■ **WHAT THE EXERCISE ASKS**
Give back the entire listing verbatim.
──────── ENTRIES PROVIDED ────────
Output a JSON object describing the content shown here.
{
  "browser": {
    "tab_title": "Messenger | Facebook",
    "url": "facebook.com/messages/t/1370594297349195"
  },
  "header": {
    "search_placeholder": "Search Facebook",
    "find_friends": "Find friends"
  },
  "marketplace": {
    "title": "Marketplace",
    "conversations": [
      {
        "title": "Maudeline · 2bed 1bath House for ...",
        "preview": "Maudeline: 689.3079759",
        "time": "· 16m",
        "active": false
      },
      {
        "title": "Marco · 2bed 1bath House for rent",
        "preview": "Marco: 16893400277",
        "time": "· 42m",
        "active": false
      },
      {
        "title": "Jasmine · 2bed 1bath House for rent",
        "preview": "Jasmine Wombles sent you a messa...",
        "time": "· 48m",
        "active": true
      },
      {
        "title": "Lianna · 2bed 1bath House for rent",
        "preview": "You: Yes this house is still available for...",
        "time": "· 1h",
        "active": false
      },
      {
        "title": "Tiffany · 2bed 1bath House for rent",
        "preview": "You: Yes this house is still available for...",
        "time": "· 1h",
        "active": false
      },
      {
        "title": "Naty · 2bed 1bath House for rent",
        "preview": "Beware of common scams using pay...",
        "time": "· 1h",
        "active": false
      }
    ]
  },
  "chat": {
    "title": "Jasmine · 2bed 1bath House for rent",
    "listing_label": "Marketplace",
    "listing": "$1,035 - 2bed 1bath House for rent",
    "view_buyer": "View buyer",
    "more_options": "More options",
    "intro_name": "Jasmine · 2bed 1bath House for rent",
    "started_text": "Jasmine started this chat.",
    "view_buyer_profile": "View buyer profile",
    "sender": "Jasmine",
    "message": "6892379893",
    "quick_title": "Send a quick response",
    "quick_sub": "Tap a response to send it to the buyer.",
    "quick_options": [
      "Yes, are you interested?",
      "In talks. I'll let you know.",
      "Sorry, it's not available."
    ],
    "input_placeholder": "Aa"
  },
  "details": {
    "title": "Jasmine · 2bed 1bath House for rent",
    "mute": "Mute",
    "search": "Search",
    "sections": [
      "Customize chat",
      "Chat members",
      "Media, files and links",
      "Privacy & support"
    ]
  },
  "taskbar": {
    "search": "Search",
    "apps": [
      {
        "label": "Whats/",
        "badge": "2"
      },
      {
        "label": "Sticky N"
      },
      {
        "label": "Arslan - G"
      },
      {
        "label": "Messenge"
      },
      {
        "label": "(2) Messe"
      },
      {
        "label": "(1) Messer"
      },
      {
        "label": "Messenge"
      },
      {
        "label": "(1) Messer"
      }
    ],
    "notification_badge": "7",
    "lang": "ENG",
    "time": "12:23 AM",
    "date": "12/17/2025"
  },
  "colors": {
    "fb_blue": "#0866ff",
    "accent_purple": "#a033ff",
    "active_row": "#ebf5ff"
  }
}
────────
■ **SOLUTION FOR THIS EXERCISE**
Output a JSON object describing the content shown here.
{
  "browser": {
    "tab_title": "Messenger | Facebook",
    "url": "facebook.com/messages/t/1370594297349195"
  },
  "header": {
    "search_placeholder": "Search Facebook",
    "find_friends": "Find friends"
  },
  "marketplace": {
    "title": "Marketplace",
    "conversations": [
      {
        "title": "Maudeline · 2bed 1bath House for ...",
        "preview": "Maudeline: 689.3079759",
        "time": "· 16m",
        "active": false
      },
      {
        "title": "Marco · 2bed 1bath House for rent",
        "preview": "Marco: 16893400277",
        "time": "· 42m",
        "active": false
      },
      {
        "title": "Jasmine · 2bed 1bath House for rent",
        "preview": "Jasmine Wombles sent you a messa...",
        "time": "· 48m",
        "active": true
      },
      {
        "title": "Lianna · 2bed 1bath House for rent",
        "preview": "You: Yes this house is still available for...",
        "time": "· 1h",
        "active": false
      },
      {
        "title": "Tiffany · 2bed 1bath House for rent",
        "preview": "You: Yes this house is still available for...",
        "time": "· 1h",
        "active": false
      },
      {
        "title": "Naty · 2bed 1bath House for rent",
        "preview": "Beware of common scams using pay...",
        "time": "· 1h",
        "active": false
      }
    ]
  },
  "chat": {
    "title": "Jasmine · 2bed 1bath House for rent",
    "listing_label": "Marketplace",
    "listing": "$1,035 - 2bed 1bath House for rent",
    "view_buyer": "View buyer",
    "more_options": "More options",
    "intro_name": "Jasmine · 2bed 1bath House for rent",
    "started_text": "Jasmine started this chat.",
    "view_buyer_profile": "View buyer profile",
    "sender": "Jasmine",
    "message": "6892379893",
    "quick_title": "Send a quick response",
    "quick_sub": "Tap a response to send it to the buyer.",
    "quick_options": [
      "Yes, are you interested?",
      "In talks. I'll let you know.",
      "Sorry, it's not available."
    ],
    "input_placeholder": "Aa"
  },
  "details": {
    "title": "Jasmine · 2bed 1bath House for rent",
    "mute": "Mute",
    "search": "Search",
    "sections": [
      "Customize chat",
      "Chat members",
      "Media, files and links",
      "Privacy & support"
    ]
  },
  "taskbar": {
    "search": "Search",
    "apps": [
      {
        "label": "Whats/",
        "badge": "2"
      },
      {
        "label": "Sticky N"
      },
      {
        "label": "Arslan - G"
      },
      {
        "label": "Messenge"
      },
      {
        "label": "(2) Messe"
      },
      {
        "label": "(1) Messer"
      },
      {
        "label": "Messenge"
      },
      {
        "label": "(1) Messer"
      }
    ],
    "notification_badge": "7",
    "lang": "ENG",
    "time": "12:23 AM",
    "date": "12/17/2025"
  },
  "colors": {
    "fb_blue": "#0866ff",
    "accent_purple": "#a033ff",
    "active_row": "#ebf5ff"
  }
}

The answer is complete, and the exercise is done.